[start of DATASET RECORDS]

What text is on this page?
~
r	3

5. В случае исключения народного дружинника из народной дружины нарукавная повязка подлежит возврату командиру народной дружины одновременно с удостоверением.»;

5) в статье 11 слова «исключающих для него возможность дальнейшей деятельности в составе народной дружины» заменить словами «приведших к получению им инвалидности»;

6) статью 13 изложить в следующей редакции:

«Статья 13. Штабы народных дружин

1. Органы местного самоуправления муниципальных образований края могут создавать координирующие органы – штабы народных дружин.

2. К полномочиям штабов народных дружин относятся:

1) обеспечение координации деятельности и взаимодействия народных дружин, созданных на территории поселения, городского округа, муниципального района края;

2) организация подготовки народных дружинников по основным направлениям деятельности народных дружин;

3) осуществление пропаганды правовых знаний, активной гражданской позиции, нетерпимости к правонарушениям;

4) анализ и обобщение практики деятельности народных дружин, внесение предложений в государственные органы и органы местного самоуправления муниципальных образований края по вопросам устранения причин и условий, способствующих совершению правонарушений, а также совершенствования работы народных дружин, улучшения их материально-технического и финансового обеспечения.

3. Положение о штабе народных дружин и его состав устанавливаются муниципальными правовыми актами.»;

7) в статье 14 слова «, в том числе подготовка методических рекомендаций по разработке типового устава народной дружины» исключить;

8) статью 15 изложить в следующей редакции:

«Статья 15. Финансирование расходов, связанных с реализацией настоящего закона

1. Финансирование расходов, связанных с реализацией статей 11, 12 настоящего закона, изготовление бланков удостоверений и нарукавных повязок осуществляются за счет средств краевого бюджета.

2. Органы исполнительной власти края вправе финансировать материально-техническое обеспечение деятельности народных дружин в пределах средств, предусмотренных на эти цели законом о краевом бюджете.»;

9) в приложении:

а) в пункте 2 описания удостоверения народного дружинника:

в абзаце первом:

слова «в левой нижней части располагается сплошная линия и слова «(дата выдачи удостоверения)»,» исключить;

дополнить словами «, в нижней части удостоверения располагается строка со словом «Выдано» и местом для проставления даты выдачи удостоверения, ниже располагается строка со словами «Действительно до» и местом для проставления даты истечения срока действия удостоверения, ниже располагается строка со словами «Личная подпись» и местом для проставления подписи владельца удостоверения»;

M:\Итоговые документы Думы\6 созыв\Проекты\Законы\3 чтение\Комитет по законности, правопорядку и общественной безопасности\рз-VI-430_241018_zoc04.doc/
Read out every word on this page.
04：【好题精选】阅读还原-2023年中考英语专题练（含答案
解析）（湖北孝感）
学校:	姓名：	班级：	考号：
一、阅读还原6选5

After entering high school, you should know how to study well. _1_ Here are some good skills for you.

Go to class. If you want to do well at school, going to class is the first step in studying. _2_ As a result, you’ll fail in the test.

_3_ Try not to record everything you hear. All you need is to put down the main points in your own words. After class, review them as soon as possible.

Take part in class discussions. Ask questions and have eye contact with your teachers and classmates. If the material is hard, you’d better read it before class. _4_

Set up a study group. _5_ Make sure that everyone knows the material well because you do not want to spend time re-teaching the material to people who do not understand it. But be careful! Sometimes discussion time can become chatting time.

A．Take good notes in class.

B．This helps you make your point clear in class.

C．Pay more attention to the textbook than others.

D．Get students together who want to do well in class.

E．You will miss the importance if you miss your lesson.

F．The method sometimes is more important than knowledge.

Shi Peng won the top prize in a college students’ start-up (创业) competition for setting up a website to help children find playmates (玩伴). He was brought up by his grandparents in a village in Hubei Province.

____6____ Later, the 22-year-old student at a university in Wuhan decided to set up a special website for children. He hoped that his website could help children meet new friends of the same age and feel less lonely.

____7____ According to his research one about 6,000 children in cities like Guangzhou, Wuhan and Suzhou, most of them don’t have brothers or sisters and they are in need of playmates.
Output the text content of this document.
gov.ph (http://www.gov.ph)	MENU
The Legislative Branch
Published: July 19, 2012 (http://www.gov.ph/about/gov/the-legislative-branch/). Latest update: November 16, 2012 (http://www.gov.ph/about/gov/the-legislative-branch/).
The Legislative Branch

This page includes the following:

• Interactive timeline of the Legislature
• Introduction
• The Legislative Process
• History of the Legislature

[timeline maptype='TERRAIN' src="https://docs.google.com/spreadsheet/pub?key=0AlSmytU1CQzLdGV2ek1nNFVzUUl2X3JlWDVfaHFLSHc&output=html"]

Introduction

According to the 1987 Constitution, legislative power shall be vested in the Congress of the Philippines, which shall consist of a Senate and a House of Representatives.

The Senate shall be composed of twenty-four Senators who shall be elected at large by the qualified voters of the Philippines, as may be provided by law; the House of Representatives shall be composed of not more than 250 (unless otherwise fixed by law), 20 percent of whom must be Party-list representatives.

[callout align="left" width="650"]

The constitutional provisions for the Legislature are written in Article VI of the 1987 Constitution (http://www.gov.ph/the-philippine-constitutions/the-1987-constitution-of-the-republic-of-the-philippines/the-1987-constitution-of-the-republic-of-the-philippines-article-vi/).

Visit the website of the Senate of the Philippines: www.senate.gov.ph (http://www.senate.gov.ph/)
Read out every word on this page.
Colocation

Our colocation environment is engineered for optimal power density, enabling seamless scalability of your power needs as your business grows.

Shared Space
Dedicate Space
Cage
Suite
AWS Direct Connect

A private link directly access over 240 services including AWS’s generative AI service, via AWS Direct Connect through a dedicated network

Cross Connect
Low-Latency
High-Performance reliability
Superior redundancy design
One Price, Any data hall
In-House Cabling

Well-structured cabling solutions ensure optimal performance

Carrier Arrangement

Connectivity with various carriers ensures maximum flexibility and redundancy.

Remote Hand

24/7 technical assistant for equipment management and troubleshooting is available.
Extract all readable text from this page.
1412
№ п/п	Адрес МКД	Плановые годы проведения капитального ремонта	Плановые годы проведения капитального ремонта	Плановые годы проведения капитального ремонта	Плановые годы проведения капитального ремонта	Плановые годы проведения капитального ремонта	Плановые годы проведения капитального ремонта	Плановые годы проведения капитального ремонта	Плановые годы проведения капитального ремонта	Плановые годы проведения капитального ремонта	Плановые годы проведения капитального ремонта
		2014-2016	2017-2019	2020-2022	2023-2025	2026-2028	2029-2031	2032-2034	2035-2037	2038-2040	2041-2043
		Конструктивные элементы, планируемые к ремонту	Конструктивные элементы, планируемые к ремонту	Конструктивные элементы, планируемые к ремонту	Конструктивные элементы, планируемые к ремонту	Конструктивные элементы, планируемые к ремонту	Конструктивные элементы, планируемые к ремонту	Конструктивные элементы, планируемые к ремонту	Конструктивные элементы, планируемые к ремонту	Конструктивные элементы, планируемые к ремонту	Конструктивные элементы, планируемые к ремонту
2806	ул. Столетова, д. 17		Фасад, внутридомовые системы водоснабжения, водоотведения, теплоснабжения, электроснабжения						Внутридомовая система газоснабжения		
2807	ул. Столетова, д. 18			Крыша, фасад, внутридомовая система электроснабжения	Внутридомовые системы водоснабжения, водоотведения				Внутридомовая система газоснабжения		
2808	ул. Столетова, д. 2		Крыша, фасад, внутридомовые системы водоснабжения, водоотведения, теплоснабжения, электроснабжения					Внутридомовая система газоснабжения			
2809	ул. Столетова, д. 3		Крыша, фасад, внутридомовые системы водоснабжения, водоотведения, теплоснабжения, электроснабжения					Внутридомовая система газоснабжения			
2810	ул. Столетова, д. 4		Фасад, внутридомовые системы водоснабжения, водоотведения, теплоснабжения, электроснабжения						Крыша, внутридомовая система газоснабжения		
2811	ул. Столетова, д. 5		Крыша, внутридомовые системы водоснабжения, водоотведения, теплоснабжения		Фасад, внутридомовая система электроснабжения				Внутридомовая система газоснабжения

[end of DATASET RECORDS]

TASK INSTRUCTIONS
Copy out the full set of records precisely, leaving nothing out.

RESULT FOR THIS TASK
What text is on this page?
~
r	3

5. В случае исключения народного дружинника из народной дружины нарукавная повязка подлежит возврату командиру народной дружины одновременно с удостоверением.»;

5) в статье 11 слова «исключающих для него возможность дальнейшей деятельности в составе народной дружины» заменить словами «приведших к получению им инвалидности»;

6) статью 13 изложить в следующей редакции:

«Статья 13. Штабы народных дружин

1. Органы местного самоуправления муниципальных образований края могут создавать координирующие органы – штабы народных дружин.

2. К полномочиям штабов народных дружин относятся:

1) обеспечение координации деятельности и взаимодействия народных дружин, созданных на территории поселения, городского округа, муниципального района края;

2) организация подготовки народных дружинников по основным направлениям деятельности народных дружин;

3) осуществление пропаганды правовых знаний, активной гражданской позиции, нетерпимости к правонарушениям;

4) анализ и обобщение практики деятельности народных дружин, внесение предложений в государственные органы и органы местного самоуправления муниципальных образований края по вопросам устранения причин и условий, способствующих совершению правонарушений, а также совершенствования работы народных дружин, улучшения их материально-технического и финансового обеспечения.

3. Положение о штабе народных дружин и его состав устанавливаются муниципальными правовыми актами.»;

7) в статье 14 слова «, в том числе подготовка методических рекомендаций по разработке типового устава народной дружины» исключить;

8) статью 15 изложить в следующей редакции:

«Статья 15. Финансирование расходов, связанных с реализацией настоящего закона

1. Финансирование расходов, связанных с реализацией статей 11, 12 настоящего закона, изготовление бланков удостоверений и нарукавных повязок осуществляются за счет средств краевого бюджета.

2. Органы исполнительной власти края вправе финансировать материально-техническое обеспечение деятельности народных дружин в пределах средств, предусмотренных на эти цели законом о краевом бюджете.»;

9) в приложении:

а) в пункте 2 описания удостоверения народного дружинника:

в абзаце первом:

слова «в левой нижней части располагается сплошная линия и слова «(дата выдачи удостоверения)»,» исключить;

дополнить словами «, в нижней части удостоверения располагается строка со словом «Выдано» и местом для проставления даты выдачи удостоверения, ниже располагается строка со словами «Действительно до» и местом для проставления даты истечения срока действия удостоверения, ниже располагается строка со словами «Личная подпись» и местом для проставления подписи владельца удостоверения»;

M:\Итоговые документы Думы\6 созыв\Проекты\Законы\3 чтение\Комитет по законности, правопорядку и общественной безопасности\рз-VI-430_241018_zoc04.doc/
Read out every word on this page.
04：【好题精选】阅读还原-2023年中考英语专题练（含答案
解析）（湖北孝感）
学校:	姓名：	班级：	考号：
一、阅读还原6选5

After entering high school, you should know how to study well. _1_ Here are some good skills for you.

Go to class. If you want to do well at school, going to class is the first step in studying. _2_ As a result, you’ll fail in the test.

_3_ Try not to record everything you hear. All you need is to put down the main points in your own words. After class, review them as soon as possible.

Take part in class discussions. Ask questions and have eye contact with your teachers and classmates. If the material is hard, you’d better read it before class. _4_

Set up a study group. _5_ Make sure that everyone knows the material well because you do not want to spend time re-teaching the material to people who do not understand it. But be careful! Sometimes discussion time can become chatting time.

A．Take good notes in class.

B．This helps you make your point clear in class.

C．Pay more attention to the textbook than others.

D．Get students together who want to do well in class.

E．You will miss the importance if you miss your lesson.

F．The method sometimes is more important than knowledge.

Shi Peng won the top prize in a college students’ start-up (创业) competition for setting up a website to help children find playmates (玩伴). He was brought up by his grandparents in a village in Hubei Province.

____6____ Later, the 22-year-old student at a university in Wuhan decided to set up a special website for children. He hoped that his website could help children meet new friends of the same age and feel less lonely.

____7____ According to his research one about 6,000 children in cities like Guangzhou, Wuhan and Suzhou, most of them don’t have brothers or sisters and they are in need of playmates.
Output the text content of this document.
gov.ph (http://www.gov.ph)	MENU
The Legislative Branch
Published: July 19, 2012 (http://www.gov.ph/about/gov/the-legislative-branch/). Latest update: November 16, 2012 (http://www.gov.ph/about/gov/the-legislative-branch/).
The Legislative Branch

This page includes the following:

• Interactive timeline of the Legislature
• Introduction
• The Legislative Process
• History of the Legislature

[timeline maptype='TERRAIN' src="https://docs.google.com/spreadsheet/pub?key=0AlSmytU1CQzLdGV2ek1nNFVzUUl2X3JlWDVfaHFLSHc&output=html"]

Introduction

According to the 1987 Constitution, legislative power shall be vested in the Congress of the Philippines, which shall consist of a Senate and a House of Representatives.

The Senate shall be composed of twenty-four Senators who shall be elected at large by the qualified voters of the Philippines, as may be provided by law; the House of Representatives shall be composed of not more than 250 (unless otherwise fixed by law), 20 percent of whom must be Party-list representatives.

[callout align="left" width="650"]

The constitutional provisions for the Legislature are written in Article VI of the 1987 Constitution (http://www.gov.ph/the-philippine-constitutions/the-1987-constitution-of-the-republic-of-the-philippines/the-1987-constitution-of-the-republic-of-the-philippines-article-vi/).

Visit the website of the Senate of the Philippines: www.senate.gov.ph (http://www.senate.gov.ph/)
Read out every word on this page.
Colocation

Our colocation environment is engineered for optimal power density, enabling seamless scalability of your power needs as your business grows.

Shared Space
Dedicate Space
Cage
Suite
AWS Direct Connect

A private link directly access over 240 services including AWS’s generative AI service, via AWS Direct Connect through a dedicated network

Cross Connect
Low-Latency
High-Performance reliability
Superior redundancy design
One Price, Any data hall
In-House Cabling

Well-structured cabling solutions ensure optimal performance

Carrier Arrangement

Connectivity with various carriers ensures maximum flexibility and redundancy.

Remote Hand

24/7 technical assistant for equipment management and troubleshooting is available.
Extract all readable text from this page.
1412
№ п/п	Адрес МКД	Плановые годы проведения капитального ремонта	Плановые годы проведения капитального ремонта	Плановые годы проведения капитального ремонта	Плановые годы проведения капитального ремонта	Плановые годы проведения капитального ремонта	Плановые годы проведения капитального ремонта	Плановые годы проведения капитального ремонта	Плановые годы проведения капитального ремонта	Плановые годы проведения капитального ремонта	Плановые годы проведения капитального ремонта
		2014-2016	2017-2019	2020-2022	2023-2025	2026-2028	2029-2031	2032-2034	2035-2037	2038-2040	2041-2043
		Конструктивные элементы, планируемые к ремонту	Конструктивные элементы, планируемые к ремонту	Конструктивные элементы, планируемые к ремонту	Конструктивные элементы, планируемые к ремонту	Конструктивные элементы, планируемые к ремонту	Конструктивные элементы, планируемые к ремонту	Конструктивные элементы, планируемые к ремонту	Конструктивные элементы, планируемые к ремонту	Конструктивные элементы, планируемые к ремонту	Конструктивные элементы, планируемые к ремонту
2806	ул. Столетова, д. 17		Фасад, внутридомовые системы водоснабжения, водоотведения, теплоснабжения, электроснабжения						Внутридомовая система газоснабжения		
2807	ул. Столетова, д. 18			Крыша, фасад, внутридомовая система электроснабжения	Внутридомовые системы водоснабжения, водоотведения				Внутридомовая система газоснабжения		
2808	ул. Столетова, д. 2		Крыша, фасад, внутридомовые системы водоснабжения, водоотведения, теплоснабжения, электроснабжения					Внутридомовая система газоснабжения			
2809	ул. Столетова, д. 3		Крыша, фасад, внутридомовые системы водоснабжения, водоотведения, теплоснабжения, электроснабжения					Внутридомовая система газоснабжения			
2810	ул. Столетова, д. 4		Фасад, внутридомовые системы водоснабжения, водоотведения, теплоснабжения, электроснабжения						Крыша, внутридомовая система газоснабжения		
2811	ул. Столетова, д. 5		Крыша, внутридомовые системы водоснабжения, водоотведения, теплоснабжения		Фасад, внутридомовая система электроснабжения				Внутридомовая система газоснабжения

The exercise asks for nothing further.